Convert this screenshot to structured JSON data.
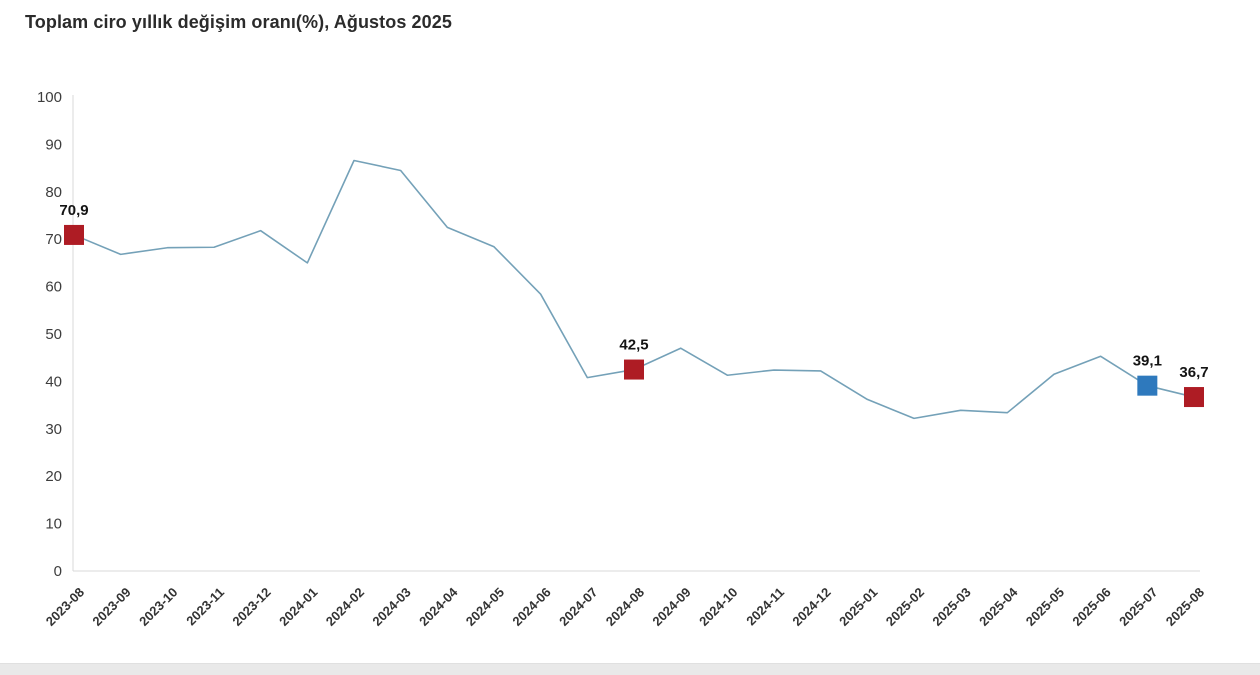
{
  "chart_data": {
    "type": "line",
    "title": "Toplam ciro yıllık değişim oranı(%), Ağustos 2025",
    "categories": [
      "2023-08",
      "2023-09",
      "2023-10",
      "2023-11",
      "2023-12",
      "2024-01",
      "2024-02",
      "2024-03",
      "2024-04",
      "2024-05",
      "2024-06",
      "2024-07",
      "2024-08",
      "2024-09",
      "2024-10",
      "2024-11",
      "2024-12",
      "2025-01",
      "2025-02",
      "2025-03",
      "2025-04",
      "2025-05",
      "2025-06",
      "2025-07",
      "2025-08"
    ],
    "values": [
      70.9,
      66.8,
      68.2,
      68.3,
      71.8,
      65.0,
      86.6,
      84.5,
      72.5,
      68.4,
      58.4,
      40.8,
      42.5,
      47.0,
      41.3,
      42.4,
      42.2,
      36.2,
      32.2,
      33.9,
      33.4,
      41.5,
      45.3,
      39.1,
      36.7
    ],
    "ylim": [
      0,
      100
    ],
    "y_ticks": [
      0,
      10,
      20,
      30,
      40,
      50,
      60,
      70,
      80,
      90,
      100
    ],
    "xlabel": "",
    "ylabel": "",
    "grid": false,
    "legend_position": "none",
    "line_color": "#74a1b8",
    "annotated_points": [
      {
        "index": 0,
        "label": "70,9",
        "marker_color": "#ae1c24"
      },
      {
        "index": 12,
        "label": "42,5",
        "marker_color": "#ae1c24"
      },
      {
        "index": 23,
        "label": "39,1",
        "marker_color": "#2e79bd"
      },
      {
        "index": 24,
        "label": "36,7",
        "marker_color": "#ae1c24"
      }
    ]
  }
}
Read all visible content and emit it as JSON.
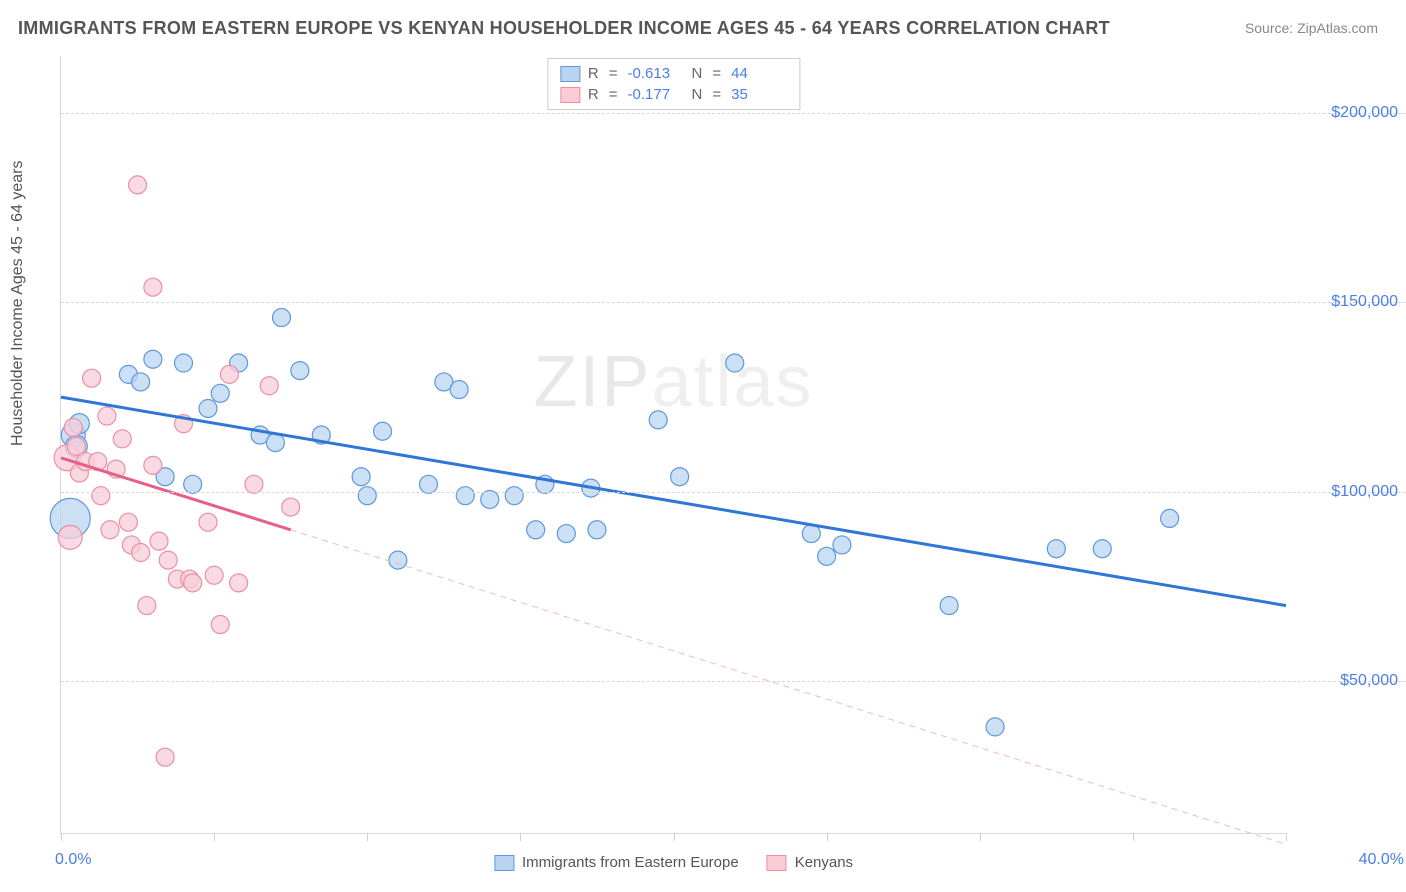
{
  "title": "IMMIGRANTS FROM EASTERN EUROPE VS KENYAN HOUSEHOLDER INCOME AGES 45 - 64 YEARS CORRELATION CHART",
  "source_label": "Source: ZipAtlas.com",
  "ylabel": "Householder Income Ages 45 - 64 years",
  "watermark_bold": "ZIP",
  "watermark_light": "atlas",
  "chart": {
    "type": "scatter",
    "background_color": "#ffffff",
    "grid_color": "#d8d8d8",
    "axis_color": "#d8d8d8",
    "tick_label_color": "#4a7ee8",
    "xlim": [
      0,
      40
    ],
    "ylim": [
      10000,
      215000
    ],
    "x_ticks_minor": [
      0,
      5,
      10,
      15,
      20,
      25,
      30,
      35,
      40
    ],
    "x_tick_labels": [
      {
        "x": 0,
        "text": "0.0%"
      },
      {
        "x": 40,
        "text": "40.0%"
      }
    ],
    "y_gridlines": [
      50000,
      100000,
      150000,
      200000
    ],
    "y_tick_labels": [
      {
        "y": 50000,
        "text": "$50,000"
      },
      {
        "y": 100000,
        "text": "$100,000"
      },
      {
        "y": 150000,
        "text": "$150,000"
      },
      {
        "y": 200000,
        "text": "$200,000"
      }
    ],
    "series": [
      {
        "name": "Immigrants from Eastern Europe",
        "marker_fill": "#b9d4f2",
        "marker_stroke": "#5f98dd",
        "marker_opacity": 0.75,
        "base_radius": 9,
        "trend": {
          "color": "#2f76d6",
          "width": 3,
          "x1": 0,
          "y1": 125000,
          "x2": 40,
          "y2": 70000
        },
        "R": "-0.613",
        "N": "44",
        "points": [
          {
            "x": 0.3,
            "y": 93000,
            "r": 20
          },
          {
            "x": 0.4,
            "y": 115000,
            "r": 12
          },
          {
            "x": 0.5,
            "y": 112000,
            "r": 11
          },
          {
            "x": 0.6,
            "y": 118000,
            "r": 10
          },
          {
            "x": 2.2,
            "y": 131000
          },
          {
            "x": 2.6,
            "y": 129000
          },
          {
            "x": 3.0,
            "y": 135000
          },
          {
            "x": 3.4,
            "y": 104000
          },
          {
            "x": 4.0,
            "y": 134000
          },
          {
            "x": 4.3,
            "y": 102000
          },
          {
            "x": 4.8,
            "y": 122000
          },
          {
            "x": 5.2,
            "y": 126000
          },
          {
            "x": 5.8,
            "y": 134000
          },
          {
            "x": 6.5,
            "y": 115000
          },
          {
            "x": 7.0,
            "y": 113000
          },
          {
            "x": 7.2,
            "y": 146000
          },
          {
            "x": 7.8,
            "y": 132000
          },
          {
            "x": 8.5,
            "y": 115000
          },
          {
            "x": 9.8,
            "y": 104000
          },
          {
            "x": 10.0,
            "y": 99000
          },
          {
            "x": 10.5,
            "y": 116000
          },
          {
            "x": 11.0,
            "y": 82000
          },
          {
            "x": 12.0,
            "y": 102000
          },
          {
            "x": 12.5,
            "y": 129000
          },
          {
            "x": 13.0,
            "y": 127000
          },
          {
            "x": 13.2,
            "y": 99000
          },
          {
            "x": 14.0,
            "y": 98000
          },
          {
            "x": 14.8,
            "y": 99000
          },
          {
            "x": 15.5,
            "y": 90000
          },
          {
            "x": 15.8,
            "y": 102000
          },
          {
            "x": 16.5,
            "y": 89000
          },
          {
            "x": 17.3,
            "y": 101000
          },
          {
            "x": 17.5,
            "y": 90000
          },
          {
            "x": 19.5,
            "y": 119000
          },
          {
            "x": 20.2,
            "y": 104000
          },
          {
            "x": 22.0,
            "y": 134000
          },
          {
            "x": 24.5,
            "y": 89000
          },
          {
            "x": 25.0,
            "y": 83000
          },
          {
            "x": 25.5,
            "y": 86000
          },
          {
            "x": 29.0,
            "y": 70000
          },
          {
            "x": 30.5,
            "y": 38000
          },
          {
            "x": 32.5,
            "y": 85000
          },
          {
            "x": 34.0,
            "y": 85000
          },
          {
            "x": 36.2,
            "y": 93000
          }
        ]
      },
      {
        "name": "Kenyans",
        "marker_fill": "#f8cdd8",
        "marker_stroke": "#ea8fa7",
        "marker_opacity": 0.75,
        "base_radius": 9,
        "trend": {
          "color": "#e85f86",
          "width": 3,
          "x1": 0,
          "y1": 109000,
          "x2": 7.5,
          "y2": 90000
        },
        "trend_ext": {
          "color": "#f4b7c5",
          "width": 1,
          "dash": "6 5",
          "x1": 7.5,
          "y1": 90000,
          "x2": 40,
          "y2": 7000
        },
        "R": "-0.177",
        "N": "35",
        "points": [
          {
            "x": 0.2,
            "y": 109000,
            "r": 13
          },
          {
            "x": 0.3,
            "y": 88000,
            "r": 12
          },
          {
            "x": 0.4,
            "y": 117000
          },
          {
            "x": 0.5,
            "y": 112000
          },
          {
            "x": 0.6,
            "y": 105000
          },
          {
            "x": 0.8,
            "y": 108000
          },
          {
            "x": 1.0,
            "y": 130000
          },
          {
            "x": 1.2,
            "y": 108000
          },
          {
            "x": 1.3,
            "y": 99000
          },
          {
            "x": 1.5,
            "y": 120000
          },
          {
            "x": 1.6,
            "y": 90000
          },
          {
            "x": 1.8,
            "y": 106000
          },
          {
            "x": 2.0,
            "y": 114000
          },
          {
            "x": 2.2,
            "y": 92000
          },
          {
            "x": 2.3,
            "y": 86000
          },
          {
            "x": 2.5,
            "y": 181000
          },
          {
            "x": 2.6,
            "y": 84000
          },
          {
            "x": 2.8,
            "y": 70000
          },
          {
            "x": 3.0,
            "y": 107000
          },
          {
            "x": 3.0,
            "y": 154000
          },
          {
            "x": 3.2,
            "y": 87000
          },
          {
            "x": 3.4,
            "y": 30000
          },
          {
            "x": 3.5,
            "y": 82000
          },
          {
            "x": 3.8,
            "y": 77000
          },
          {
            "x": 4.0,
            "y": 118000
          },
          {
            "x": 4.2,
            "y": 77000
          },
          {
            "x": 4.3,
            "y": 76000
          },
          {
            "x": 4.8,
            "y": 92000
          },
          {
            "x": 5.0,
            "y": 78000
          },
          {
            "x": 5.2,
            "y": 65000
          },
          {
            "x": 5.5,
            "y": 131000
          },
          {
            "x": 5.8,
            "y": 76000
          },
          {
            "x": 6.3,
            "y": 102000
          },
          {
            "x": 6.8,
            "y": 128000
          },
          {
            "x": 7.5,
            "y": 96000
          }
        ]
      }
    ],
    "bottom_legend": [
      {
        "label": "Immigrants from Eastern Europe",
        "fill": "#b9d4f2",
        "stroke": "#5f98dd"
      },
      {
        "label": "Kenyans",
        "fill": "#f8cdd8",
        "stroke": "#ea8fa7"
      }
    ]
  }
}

[DIRECTIVE]
Across the material above, how many lines include the string "title"? Only the number is wanted.

[FINISHED EXERCISE]
2